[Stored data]
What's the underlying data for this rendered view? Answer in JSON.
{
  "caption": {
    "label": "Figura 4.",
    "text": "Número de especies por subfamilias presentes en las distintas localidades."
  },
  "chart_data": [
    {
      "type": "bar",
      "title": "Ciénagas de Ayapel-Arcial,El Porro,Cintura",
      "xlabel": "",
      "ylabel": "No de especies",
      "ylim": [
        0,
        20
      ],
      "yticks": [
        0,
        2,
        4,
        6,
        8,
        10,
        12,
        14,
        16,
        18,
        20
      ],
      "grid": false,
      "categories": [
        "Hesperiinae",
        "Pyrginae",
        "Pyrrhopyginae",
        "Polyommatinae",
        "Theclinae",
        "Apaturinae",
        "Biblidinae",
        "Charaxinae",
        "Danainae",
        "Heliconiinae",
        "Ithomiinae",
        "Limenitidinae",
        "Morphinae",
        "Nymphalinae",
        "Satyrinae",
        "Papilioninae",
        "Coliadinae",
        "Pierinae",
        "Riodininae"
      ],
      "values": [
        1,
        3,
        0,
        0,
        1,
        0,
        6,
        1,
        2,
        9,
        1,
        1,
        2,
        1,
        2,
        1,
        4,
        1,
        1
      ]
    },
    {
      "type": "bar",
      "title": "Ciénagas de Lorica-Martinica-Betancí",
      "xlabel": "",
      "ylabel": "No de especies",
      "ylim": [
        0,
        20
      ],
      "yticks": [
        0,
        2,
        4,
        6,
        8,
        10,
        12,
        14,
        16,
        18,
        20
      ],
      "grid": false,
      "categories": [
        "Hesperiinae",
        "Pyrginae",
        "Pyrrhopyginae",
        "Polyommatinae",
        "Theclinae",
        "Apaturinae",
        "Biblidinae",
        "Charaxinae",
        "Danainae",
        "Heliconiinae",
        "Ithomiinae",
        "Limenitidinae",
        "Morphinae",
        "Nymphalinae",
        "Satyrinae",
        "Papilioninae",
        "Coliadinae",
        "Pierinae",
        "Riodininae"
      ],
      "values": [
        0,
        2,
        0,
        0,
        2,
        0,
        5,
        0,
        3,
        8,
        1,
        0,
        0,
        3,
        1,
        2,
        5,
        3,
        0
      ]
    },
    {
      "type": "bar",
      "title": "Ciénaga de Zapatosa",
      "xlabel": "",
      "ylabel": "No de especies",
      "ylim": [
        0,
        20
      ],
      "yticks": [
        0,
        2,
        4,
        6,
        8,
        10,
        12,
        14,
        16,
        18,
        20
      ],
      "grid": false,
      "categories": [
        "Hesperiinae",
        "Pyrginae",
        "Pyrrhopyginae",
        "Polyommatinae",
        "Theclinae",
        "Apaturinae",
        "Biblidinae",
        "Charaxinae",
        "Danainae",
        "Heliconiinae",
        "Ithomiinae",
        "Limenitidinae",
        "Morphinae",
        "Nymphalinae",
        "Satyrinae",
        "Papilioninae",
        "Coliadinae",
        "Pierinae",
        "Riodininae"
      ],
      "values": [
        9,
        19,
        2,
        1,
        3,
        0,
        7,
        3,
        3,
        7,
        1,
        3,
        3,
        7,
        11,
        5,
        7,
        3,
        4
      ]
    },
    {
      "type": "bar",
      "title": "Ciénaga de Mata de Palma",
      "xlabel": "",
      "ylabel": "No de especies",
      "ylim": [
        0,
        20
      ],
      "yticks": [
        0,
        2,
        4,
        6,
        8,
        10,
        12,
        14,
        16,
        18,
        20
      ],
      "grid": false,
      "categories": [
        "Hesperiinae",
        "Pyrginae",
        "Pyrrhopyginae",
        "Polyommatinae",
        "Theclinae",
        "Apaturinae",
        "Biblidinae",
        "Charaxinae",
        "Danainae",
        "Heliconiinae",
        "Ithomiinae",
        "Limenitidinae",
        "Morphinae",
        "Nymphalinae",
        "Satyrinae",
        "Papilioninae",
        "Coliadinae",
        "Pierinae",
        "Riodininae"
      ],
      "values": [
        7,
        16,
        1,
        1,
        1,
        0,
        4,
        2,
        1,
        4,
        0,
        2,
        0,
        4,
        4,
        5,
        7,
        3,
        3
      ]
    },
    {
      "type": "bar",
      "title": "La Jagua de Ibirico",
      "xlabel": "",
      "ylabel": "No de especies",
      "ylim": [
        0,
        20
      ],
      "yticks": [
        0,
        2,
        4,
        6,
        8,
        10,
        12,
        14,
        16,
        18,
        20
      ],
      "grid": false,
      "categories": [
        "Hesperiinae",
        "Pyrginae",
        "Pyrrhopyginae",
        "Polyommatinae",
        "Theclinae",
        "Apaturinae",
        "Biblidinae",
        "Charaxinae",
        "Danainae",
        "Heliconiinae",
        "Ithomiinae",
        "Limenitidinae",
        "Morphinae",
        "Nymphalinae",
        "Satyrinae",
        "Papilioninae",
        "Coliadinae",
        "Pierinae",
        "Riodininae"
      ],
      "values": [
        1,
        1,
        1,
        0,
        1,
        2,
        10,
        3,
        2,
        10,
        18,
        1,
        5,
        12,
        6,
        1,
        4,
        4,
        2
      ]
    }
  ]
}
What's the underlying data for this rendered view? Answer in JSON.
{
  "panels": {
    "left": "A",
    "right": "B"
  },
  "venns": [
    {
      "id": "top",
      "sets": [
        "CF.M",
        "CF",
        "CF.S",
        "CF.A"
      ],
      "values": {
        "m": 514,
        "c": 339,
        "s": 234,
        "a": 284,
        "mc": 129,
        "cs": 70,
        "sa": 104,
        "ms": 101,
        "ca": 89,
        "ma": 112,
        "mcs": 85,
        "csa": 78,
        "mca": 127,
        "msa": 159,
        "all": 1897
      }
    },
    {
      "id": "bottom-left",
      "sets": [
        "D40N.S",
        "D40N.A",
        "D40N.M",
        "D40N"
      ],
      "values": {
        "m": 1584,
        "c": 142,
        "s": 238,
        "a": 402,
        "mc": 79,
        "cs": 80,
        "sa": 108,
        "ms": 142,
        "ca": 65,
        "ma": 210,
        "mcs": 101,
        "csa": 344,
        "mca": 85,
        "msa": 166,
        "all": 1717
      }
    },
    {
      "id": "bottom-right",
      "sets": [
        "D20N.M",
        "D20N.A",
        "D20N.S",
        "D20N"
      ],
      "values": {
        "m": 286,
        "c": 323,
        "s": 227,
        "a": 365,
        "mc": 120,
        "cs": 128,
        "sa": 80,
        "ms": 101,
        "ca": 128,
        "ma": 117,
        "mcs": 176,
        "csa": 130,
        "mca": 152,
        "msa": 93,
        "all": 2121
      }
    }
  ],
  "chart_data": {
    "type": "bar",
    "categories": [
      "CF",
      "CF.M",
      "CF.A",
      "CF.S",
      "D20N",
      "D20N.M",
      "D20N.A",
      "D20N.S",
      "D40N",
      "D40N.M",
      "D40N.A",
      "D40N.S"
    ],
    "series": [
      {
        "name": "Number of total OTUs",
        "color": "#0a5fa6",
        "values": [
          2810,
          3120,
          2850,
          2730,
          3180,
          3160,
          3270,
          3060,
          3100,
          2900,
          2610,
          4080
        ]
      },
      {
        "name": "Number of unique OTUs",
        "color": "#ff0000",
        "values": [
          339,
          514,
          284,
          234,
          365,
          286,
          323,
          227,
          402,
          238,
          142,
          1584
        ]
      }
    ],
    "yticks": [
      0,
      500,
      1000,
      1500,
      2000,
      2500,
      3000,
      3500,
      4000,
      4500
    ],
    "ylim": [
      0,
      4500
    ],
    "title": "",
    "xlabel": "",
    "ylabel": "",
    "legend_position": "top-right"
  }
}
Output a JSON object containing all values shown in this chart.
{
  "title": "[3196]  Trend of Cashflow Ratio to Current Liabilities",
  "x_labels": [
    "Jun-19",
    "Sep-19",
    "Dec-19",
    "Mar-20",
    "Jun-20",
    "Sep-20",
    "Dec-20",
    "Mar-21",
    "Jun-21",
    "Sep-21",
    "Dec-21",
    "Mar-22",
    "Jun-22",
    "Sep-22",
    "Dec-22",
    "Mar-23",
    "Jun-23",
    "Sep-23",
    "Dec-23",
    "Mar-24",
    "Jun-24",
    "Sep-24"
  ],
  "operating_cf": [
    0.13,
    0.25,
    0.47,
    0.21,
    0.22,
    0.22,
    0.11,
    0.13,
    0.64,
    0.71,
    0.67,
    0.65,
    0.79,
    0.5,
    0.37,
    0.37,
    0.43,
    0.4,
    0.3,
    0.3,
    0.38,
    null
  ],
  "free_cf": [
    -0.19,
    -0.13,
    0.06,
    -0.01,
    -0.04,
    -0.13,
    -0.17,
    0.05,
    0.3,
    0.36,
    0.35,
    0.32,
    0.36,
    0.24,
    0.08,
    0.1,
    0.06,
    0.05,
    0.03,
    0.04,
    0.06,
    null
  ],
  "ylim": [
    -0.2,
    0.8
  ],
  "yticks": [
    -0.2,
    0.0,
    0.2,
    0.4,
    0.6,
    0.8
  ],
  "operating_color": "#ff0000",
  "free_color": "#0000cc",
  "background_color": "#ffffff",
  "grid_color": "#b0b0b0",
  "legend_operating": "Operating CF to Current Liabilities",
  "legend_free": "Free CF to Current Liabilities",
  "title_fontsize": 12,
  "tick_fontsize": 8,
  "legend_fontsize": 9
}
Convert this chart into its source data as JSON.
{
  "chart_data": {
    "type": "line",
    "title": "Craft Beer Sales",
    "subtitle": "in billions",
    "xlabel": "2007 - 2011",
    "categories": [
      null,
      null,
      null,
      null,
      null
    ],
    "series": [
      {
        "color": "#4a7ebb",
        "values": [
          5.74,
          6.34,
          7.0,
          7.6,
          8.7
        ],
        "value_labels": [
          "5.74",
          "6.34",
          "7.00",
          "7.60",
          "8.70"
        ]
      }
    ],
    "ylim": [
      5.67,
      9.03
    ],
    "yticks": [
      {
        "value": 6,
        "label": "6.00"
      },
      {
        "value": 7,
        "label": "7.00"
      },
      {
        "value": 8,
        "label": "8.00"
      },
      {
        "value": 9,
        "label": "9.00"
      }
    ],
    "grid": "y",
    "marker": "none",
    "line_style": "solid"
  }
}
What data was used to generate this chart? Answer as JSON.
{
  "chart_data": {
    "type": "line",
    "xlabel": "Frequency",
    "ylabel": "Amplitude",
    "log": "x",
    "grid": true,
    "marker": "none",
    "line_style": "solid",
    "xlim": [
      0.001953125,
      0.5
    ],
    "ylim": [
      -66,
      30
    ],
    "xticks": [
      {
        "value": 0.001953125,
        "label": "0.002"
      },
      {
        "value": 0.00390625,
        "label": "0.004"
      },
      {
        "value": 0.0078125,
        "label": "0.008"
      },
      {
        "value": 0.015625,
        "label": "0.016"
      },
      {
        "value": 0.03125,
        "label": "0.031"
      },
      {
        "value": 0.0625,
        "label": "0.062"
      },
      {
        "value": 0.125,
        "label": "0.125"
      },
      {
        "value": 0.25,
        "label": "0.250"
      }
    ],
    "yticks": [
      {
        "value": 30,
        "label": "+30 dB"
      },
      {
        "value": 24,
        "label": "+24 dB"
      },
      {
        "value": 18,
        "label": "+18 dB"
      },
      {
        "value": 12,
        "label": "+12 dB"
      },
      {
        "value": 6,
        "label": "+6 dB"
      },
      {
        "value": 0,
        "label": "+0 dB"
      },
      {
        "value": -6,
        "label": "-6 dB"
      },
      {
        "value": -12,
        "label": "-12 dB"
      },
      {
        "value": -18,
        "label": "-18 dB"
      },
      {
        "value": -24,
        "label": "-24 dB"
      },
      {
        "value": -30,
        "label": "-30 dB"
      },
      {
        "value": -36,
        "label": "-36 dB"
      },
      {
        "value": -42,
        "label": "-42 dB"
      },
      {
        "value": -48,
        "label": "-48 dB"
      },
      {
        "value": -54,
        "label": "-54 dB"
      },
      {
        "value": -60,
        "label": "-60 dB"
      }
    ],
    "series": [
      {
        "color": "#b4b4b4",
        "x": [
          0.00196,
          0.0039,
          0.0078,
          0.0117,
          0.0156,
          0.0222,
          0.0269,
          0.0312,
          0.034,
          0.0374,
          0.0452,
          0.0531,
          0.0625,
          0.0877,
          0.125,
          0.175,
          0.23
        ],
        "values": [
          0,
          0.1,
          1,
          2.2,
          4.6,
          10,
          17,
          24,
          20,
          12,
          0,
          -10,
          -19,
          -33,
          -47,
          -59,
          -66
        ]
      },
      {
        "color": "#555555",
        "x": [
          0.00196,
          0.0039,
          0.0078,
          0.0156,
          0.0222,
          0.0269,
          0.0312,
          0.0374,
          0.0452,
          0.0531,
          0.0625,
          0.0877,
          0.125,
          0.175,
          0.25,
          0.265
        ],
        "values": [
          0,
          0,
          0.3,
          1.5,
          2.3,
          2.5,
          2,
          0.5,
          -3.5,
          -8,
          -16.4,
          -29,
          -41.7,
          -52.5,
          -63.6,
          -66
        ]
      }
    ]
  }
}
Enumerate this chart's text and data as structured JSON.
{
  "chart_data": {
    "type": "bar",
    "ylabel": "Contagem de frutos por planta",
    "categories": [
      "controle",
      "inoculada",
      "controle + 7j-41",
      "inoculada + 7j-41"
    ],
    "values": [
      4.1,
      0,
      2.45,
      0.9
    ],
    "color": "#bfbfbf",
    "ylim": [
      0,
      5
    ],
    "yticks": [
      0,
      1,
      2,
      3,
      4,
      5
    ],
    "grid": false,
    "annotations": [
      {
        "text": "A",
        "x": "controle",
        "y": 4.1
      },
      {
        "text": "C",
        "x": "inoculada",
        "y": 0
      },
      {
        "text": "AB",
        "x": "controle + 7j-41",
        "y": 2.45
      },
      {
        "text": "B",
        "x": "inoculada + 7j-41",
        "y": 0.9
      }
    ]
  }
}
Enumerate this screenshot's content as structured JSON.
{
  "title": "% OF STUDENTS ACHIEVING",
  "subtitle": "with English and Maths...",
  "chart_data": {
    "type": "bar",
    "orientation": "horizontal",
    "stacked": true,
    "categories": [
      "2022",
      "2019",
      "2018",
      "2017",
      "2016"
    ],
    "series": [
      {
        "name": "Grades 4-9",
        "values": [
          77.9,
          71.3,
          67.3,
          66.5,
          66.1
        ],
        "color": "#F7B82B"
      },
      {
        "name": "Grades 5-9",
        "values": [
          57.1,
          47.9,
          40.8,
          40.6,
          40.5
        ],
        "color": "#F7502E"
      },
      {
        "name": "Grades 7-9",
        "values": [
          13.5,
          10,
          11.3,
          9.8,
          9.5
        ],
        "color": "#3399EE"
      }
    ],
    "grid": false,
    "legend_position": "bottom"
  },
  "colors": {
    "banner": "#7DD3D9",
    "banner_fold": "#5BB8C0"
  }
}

» Exercise objective
Where a line above includes "bottom", copy that line.

» Task output
      "id": "bottom-left",
      "id": "bottom-right",
    "legend_position": "bottom"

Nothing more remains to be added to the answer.